YOUR ASSIGNMENT » Report how many lines in the listing below include the word "gated". Write nothing besides the number.

MATERIAL FOR THIS TASK START

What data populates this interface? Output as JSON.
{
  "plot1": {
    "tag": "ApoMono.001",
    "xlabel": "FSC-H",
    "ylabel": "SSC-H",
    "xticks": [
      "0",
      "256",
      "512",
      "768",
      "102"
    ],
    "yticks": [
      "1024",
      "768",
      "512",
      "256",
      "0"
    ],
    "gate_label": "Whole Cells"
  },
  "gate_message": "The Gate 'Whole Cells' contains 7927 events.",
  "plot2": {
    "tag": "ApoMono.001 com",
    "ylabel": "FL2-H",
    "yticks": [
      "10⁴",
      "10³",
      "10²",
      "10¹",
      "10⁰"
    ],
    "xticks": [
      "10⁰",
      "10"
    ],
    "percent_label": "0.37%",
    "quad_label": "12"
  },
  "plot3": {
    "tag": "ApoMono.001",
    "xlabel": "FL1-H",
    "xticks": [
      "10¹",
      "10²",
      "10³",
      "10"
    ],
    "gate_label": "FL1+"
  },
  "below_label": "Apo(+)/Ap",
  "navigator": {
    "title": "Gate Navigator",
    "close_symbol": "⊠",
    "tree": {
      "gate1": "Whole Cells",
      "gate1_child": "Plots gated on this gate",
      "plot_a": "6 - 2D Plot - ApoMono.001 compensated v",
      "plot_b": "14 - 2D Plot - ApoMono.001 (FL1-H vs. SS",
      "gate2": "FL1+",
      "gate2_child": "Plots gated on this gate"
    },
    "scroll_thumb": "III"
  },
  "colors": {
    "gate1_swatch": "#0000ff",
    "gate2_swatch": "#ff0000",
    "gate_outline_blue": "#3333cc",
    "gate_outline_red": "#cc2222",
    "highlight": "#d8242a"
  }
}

MATERIAL FOR THIS TASK END

ANSWER SPACE » 2